_PROBLEM STATEMENT_
Copy each line of these records character for character.

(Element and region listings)
------------------------------------------------

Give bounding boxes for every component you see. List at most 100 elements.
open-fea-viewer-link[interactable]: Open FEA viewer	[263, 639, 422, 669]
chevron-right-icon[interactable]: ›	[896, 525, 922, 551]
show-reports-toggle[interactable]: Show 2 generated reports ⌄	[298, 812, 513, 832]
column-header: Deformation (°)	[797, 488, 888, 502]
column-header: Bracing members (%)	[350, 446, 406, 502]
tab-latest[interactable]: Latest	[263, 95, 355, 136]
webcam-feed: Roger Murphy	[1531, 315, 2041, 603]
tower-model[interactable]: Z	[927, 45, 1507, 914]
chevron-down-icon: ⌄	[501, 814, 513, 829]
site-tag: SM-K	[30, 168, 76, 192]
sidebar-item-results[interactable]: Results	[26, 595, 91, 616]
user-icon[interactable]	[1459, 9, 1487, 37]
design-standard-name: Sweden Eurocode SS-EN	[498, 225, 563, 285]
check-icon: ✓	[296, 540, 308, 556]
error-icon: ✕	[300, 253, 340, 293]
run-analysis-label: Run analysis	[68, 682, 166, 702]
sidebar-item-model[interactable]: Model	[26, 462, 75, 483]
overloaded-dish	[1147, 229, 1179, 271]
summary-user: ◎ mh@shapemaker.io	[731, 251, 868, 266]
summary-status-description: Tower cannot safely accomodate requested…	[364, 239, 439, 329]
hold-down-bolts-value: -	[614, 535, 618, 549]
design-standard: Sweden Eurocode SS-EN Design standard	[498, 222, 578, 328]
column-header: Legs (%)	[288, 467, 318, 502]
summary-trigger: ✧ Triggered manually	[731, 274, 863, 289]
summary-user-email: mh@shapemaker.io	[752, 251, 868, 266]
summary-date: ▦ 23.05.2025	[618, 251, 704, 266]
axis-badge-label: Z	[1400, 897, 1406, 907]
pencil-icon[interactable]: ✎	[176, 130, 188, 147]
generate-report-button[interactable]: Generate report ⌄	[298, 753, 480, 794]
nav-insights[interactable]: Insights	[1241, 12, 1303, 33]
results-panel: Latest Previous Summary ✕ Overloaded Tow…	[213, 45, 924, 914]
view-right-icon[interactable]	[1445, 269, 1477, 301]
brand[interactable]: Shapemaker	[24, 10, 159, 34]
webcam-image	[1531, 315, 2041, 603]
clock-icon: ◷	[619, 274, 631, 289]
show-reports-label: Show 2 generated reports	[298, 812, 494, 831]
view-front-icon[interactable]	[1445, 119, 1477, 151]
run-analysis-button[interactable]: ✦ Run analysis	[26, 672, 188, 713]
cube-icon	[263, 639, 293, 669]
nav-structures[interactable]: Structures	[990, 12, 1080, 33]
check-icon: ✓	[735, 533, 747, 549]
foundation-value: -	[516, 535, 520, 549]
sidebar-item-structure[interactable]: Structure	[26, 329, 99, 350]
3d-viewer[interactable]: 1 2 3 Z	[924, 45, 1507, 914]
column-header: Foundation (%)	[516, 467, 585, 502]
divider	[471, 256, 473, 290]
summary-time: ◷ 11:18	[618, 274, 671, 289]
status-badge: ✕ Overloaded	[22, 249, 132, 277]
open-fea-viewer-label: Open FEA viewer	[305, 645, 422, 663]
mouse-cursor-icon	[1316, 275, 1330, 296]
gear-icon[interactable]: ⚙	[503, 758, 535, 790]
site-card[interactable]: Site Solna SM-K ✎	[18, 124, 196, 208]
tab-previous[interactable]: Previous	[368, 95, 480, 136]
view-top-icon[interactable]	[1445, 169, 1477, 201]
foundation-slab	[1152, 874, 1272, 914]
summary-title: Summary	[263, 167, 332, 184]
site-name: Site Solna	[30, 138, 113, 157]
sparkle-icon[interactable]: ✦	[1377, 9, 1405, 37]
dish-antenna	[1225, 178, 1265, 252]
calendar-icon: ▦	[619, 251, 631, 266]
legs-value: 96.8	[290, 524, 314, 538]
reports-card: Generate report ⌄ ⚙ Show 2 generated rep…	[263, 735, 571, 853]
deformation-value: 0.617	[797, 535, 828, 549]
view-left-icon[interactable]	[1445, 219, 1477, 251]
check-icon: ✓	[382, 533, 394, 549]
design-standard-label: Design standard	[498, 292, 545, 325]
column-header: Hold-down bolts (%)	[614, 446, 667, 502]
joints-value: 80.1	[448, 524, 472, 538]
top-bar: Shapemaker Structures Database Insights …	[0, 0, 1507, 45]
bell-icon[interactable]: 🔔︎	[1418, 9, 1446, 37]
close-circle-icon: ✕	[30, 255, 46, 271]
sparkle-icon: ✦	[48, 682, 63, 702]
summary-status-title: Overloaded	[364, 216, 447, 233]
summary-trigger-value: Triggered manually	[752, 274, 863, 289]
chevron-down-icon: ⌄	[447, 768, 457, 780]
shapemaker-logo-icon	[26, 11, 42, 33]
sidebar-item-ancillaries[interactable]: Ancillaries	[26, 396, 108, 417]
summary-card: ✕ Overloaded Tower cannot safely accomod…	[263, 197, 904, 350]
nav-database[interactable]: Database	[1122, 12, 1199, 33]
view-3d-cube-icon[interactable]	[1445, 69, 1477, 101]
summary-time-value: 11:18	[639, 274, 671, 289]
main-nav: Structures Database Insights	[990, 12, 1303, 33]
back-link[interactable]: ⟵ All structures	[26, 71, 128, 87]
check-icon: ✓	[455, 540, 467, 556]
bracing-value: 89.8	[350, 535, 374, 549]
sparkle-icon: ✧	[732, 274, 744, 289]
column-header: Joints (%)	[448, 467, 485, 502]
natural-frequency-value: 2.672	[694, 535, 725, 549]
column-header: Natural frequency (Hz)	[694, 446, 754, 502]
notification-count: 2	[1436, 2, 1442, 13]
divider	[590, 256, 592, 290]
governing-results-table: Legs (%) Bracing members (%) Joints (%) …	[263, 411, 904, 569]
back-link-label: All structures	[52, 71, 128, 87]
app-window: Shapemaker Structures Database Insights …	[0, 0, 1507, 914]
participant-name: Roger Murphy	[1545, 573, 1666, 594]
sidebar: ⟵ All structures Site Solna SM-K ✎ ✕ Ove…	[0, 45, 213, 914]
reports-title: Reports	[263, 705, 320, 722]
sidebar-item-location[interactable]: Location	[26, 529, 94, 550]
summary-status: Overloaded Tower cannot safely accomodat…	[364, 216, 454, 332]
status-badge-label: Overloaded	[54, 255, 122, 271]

------------------------------------------------

_FINISHED ANSWER_
Give bounding boxes for every component you see. List at most 100 elements.
open-fea-viewer-link[interactable]: Open FEA viewer	[263, 639, 422, 669]
chevron-right-icon[interactable]: ›	[896, 525, 922, 551]
show-reports-toggle[interactable]: Show 2 generated reports ⌄	[298, 812, 513, 832]
column-header: Deformation (°)	[797, 488, 888, 502]
column-header: Bracing members (%)	[350, 446, 406, 502]
tab-latest[interactable]: Latest	[263, 95, 355, 136]
webcam-feed: Roger Murphy	[1531, 315, 2041, 603]
tower-model[interactable]: Z	[927, 45, 1507, 914]
chevron-down-icon: ⌄	[501, 814, 513, 829]
site-tag: SM-K	[30, 168, 76, 192]
sidebar-item-results[interactable]: Results	[26, 595, 91, 616]
user-icon[interactable]	[1459, 9, 1487, 37]
design-standard-name: Sweden Eurocode SS-EN	[498, 225, 563, 285]
check-icon: ✓	[296, 540, 308, 556]
error-icon: ✕	[300, 253, 340, 293]
run-analysis-label: Run analysis	[68, 682, 166, 702]
sidebar-item-model[interactable]: Model	[26, 462, 75, 483]
overloaded-dish	[1147, 229, 1179, 271]
summary-user: ◎ mh@shapemaker.io	[731, 251, 868, 266]
summary-status-description: Tower cannot safely accomodate requested…	[364, 239, 439, 329]
hold-down-bolts-value: -	[614, 535, 618, 549]
design-standard: Sweden Eurocode SS-EN Design standard	[498, 222, 578, 328]
column-header: Legs (%)	[288, 467, 318, 502]
summary-trigger: ✧ Triggered manually	[731, 274, 863, 289]
summary-user-email: mh@shapemaker.io	[752, 251, 868, 266]
summary-date: ▦ 23.05.2025	[618, 251, 704, 266]
axis-badge-label: Z	[1400, 897, 1406, 907]
pencil-icon[interactable]: ✎	[176, 130, 188, 147]
generate-report-button[interactable]: Generate report ⌄	[298, 753, 480, 794]
nav-insights[interactable]: Insights	[1241, 12, 1303, 33]
results-panel: Latest Previous Summary ✕ Overloaded Tow…	[213, 45, 924, 914]
view-right-icon[interactable]	[1445, 269, 1477, 301]
brand[interactable]: Shapemaker	[24, 10, 159, 34]
webcam-image	[1531, 315, 2041, 603]
clock-icon: ◷	[619, 274, 631, 289]
show-reports-label: Show 2 generated reports	[298, 812, 494, 831]
view-front-icon[interactable]	[1445, 119, 1477, 151]
run-analysis-button[interactable]: ✦ Run analysis	[26, 672, 188, 713]
cube-icon	[263, 639, 293, 669]
nav-structures[interactable]: Structures	[990, 12, 1080, 33]
check-icon: ✓	[735, 533, 747, 549]
foundation-value: -	[516, 535, 520, 549]
sidebar-item-structure[interactable]: Structure	[26, 329, 99, 350]
3d-viewer[interactable]: 1 2 3 Z	[924, 45, 1507, 914]
column-header: Foundation (%)	[516, 467, 585, 502]
divider	[471, 256, 473, 290]
summary-time: ◷ 11:18	[618, 274, 671, 289]
status-badge: ✕ Overloaded	[22, 249, 132, 277]
open-fea-viewer-label: Open FEA viewer	[305, 645, 422, 663]
mouse-cursor-icon	[1316, 275, 1330, 296]
gear-icon[interactable]: ⚙	[503, 758, 535, 790]
site-card[interactable]: Site Solna SM-K ✎	[18, 124, 196, 208]
tab-previous[interactable]: Previous	[368, 95, 480, 136]
view-top-icon[interactable]	[1445, 169, 1477, 201]
foundation-slab	[1152, 874, 1272, 914]
summary-title: Summary	[263, 167, 332, 184]
site-name: Site Solna	[30, 138, 113, 157]
sparkle-icon[interactable]: ✦	[1377, 9, 1405, 37]
dish-antenna	[1225, 178, 1265, 252]
calendar-icon: ▦	[619, 251, 631, 266]
legs-value: 96.8	[290, 524, 314, 538]
reports-card: Generate report ⌄ ⚙ Show 2 generated rep…	[263, 735, 571, 853]
deformation-value: 0.617	[797, 535, 828, 549]
view-left-icon[interactable]	[1445, 219, 1477, 251]
check-icon: ✓	[382, 533, 394, 549]
design-standard-label: Design standard	[498, 292, 545, 325]
column-header: Hold-down bolts (%)	[614, 446, 667, 502]
joints-value: 80.1	[448, 524, 472, 538]
top-bar: Shapemaker Structures Database Insights …	[0, 0, 1507, 45]
bell-icon[interactable]: 🔔︎	[1418, 9, 1446, 37]
close-circle-icon: ✕	[30, 255, 46, 271]
sparkle-icon: ✦	[48, 682, 63, 702]
summary-status-title: Overloaded	[364, 216, 447, 233]
summary-trigger-value: Triggered manually	[752, 274, 863, 289]
chevron-down-icon: ⌄	[447, 768, 457, 780]
shapemaker-logo-icon	[26, 11, 42, 33]
sidebar-item-ancillaries[interactable]: Ancillaries	[26, 396, 108, 417]
summary-card: ✕ Overloaded Tower cannot safely accomod…	[263, 197, 904, 350]
nav-database[interactable]: Database	[1122, 12, 1199, 33]
view-3d-cube-icon[interactable]	[1445, 69, 1477, 101]
summary-time-value: 11:18	[639, 274, 671, 289]
main-nav: Structures Database Insights	[990, 12, 1303, 33]
back-link[interactable]: ⟵ All structures	[26, 71, 128, 87]
check-icon: ✓	[455, 540, 467, 556]
bracing-value: 89.8	[350, 535, 374, 549]
sparkle-icon: ✧	[732, 274, 744, 289]
column-header: Joints (%)	[448, 467, 485, 502]
natural-frequency-value: 2.672	[694, 535, 725, 549]
column-header: Natural frequency (Hz)	[694, 446, 754, 502]
notification-count: 2	[1436, 2, 1442, 13]
divider	[590, 256, 592, 290]
governing-results-table: Legs (%) Bracing members (%) Joints (%) …	[263, 411, 904, 569]
back-link-label: All structures	[52, 71, 128, 87]
app-window: Shapemaker Structures Database Insights …	[0, 0, 1507, 914]
participant-name: Roger Murphy	[1545, 573, 1666, 594]
sidebar: ⟵ All structures Site Solna SM-K ✎ ✕ Ove…	[0, 45, 213, 914]
reports-title: Reports	[263, 705, 320, 722]
sidebar-item-location[interactable]: Location	[26, 529, 94, 550]
summary-status: Overloaded Tower cannot safely accomodat…	[364, 216, 454, 332]
status-badge-label: Overloaded	[54, 255, 122, 271]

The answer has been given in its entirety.